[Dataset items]
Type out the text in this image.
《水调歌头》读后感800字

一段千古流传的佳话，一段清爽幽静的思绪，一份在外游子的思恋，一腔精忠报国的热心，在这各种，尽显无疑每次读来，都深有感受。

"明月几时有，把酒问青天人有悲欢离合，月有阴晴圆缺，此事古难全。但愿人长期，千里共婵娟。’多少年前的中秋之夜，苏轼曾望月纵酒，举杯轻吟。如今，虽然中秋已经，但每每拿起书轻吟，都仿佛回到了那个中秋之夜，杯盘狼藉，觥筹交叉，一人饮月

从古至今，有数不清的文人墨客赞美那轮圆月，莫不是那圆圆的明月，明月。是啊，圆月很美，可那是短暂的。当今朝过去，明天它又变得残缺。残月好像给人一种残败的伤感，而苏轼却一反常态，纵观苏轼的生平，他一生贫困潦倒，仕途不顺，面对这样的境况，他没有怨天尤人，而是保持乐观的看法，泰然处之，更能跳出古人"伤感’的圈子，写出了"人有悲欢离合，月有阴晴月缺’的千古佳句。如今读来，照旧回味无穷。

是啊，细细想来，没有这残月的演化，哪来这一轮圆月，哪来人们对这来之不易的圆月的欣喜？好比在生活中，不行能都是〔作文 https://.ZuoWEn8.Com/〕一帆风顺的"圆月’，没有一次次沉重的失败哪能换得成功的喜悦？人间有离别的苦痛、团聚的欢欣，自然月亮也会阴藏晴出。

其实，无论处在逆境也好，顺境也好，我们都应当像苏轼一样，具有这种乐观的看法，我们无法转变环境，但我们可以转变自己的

...

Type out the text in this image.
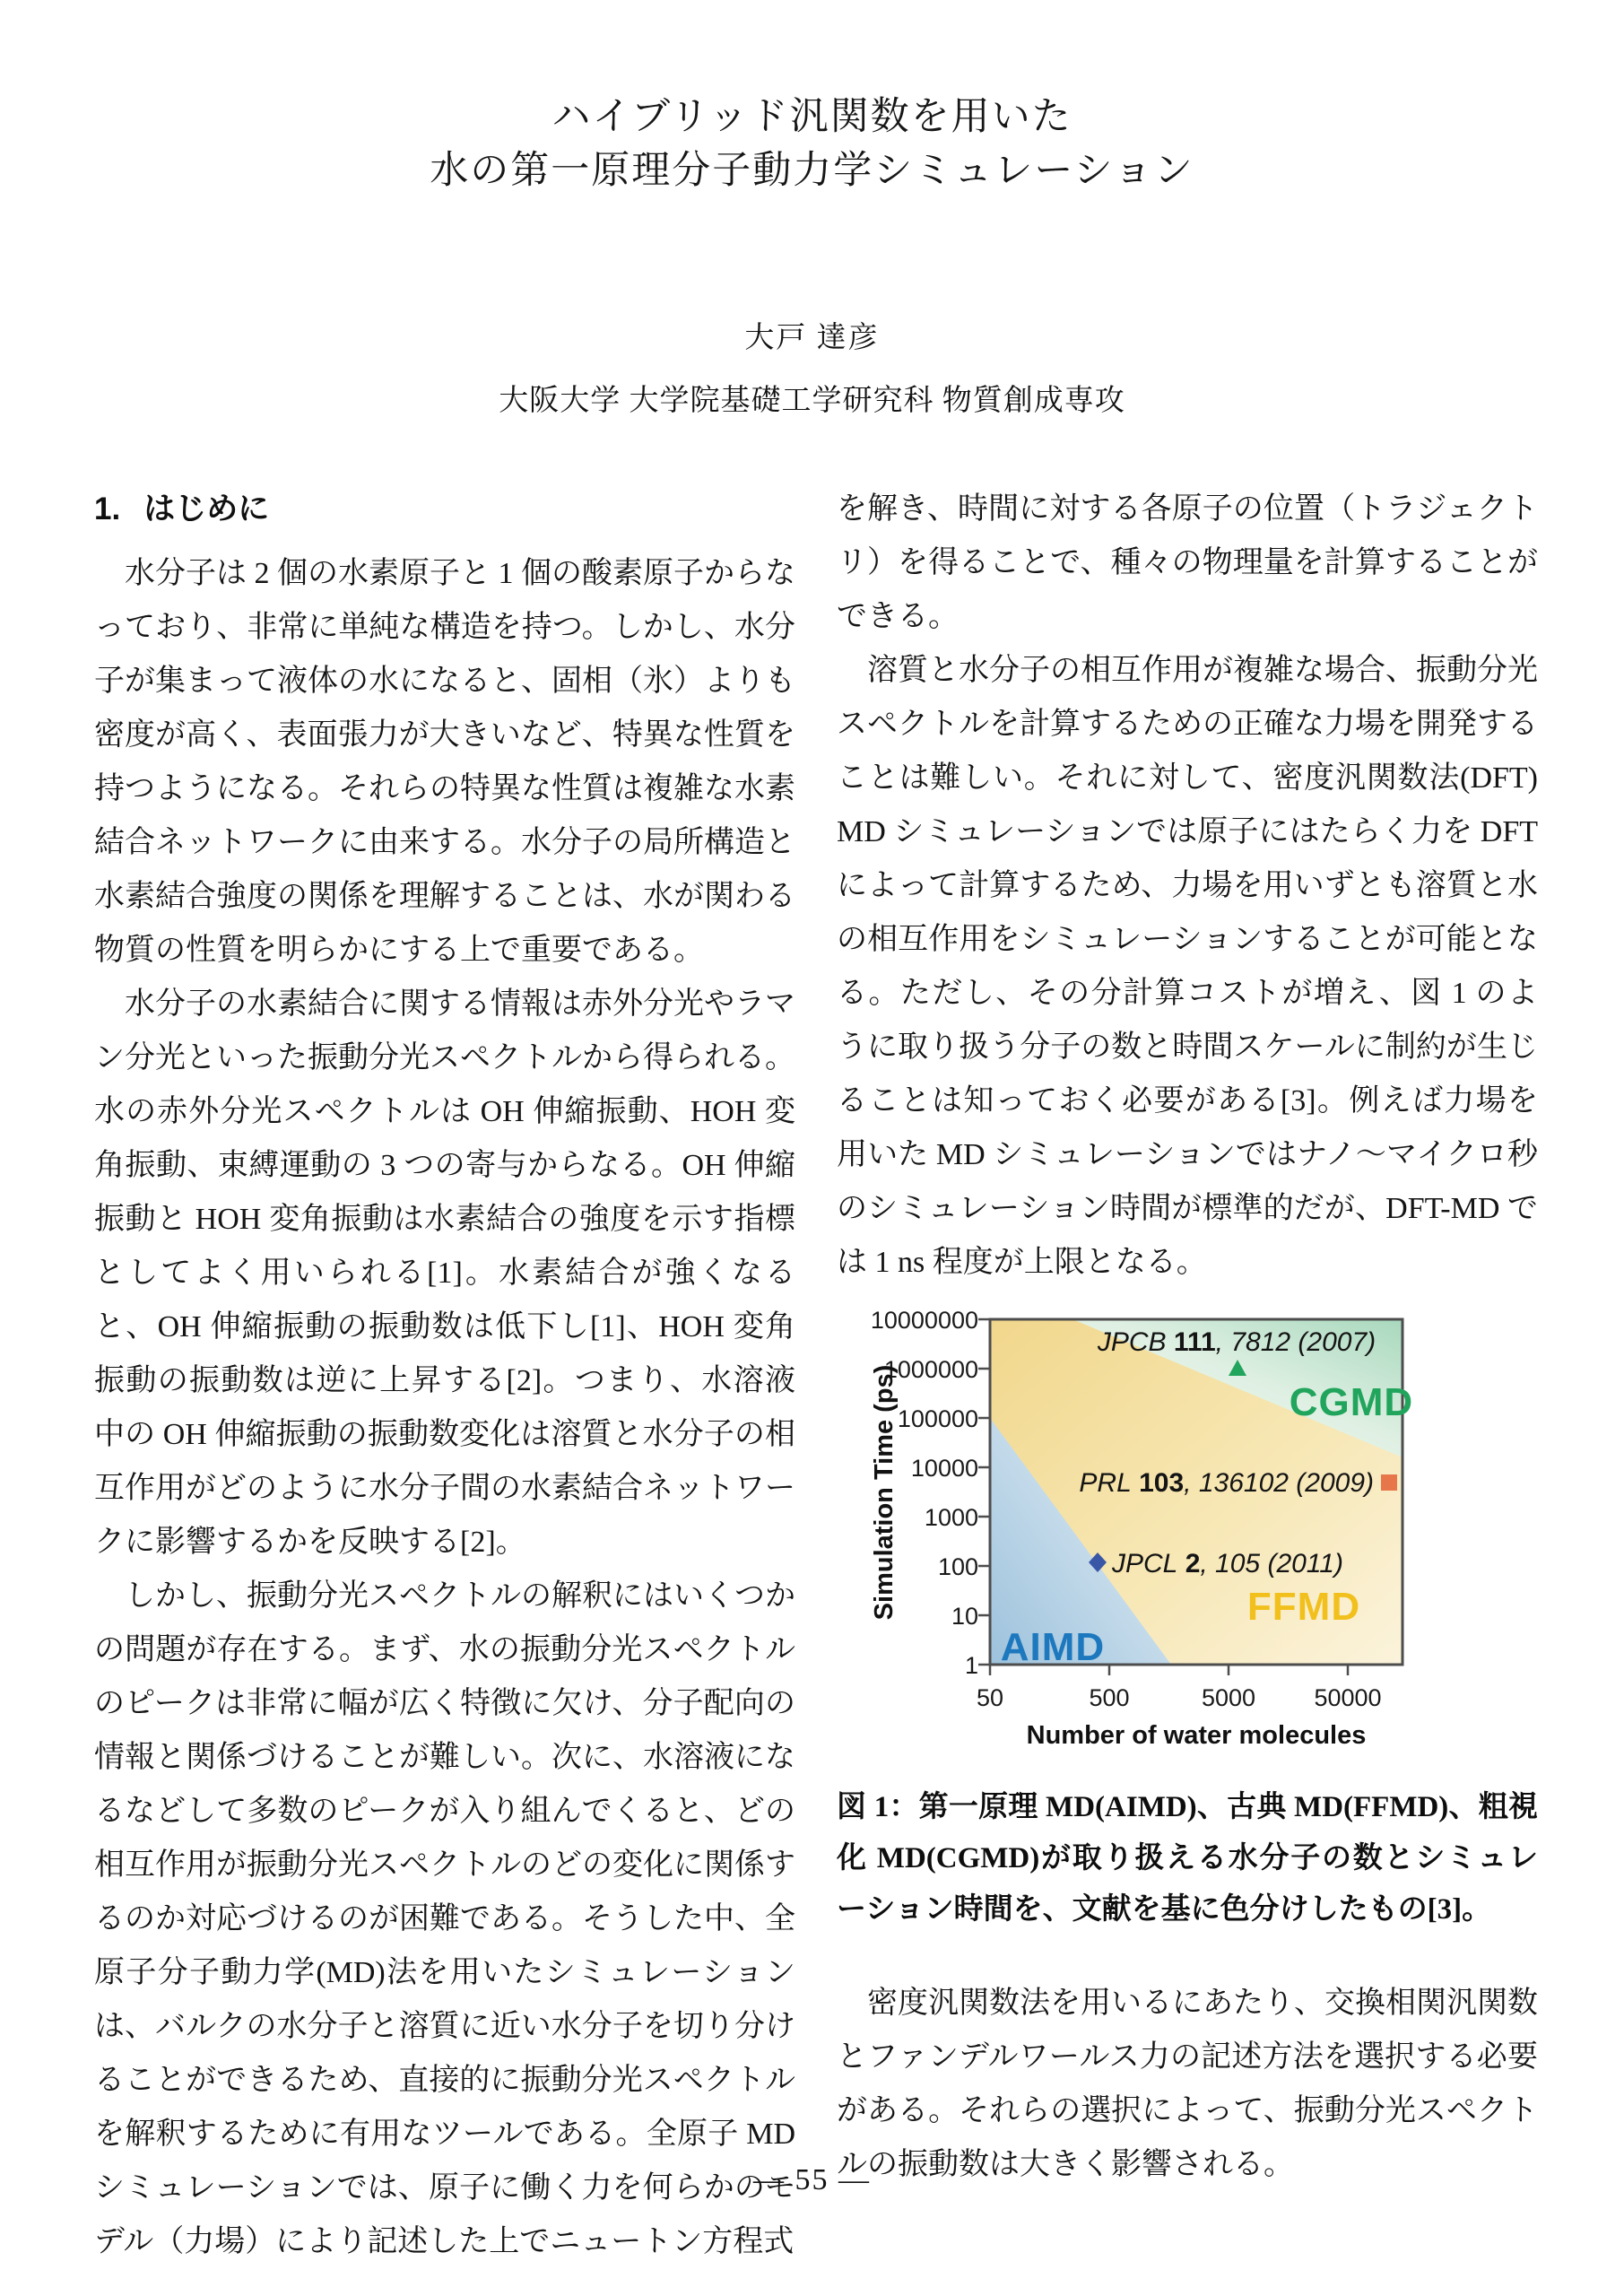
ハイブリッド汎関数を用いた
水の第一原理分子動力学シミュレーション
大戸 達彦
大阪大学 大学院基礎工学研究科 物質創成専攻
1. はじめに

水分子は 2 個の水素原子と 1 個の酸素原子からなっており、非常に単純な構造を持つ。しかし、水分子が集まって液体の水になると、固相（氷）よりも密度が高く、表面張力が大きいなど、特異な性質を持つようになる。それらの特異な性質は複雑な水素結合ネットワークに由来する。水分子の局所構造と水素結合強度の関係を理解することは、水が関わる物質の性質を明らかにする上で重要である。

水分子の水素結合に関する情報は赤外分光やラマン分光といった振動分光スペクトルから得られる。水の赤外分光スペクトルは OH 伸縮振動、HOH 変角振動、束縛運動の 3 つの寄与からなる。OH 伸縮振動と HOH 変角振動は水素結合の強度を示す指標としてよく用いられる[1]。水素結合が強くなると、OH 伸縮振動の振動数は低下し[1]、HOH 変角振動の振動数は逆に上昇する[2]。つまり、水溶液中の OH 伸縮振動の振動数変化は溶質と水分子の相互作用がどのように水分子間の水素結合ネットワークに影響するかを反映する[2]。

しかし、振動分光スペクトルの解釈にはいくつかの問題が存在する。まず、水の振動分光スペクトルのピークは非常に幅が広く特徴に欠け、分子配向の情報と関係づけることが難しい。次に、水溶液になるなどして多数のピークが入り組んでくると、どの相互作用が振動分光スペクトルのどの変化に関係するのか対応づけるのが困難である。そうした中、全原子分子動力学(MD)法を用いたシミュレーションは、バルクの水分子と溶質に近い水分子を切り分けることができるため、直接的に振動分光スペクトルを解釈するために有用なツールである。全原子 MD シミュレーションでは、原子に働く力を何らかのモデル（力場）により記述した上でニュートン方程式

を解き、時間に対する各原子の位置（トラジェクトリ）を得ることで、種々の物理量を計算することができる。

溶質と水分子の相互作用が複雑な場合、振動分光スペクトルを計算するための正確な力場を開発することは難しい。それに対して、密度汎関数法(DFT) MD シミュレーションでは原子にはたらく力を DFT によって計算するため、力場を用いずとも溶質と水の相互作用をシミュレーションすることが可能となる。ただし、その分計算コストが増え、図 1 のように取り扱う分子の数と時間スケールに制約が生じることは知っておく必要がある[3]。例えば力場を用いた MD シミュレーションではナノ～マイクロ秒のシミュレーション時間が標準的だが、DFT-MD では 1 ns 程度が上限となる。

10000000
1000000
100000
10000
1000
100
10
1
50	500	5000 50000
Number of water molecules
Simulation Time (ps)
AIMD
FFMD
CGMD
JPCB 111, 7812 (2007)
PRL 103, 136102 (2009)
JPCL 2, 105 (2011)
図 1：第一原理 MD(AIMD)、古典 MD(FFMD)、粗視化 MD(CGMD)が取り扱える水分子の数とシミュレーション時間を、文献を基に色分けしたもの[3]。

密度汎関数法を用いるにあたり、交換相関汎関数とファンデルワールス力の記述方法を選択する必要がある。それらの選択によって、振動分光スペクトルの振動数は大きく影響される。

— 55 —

Directions: In the listing, how many lines hold "AIMD"? Answer with a bare number.

Exercise output: 2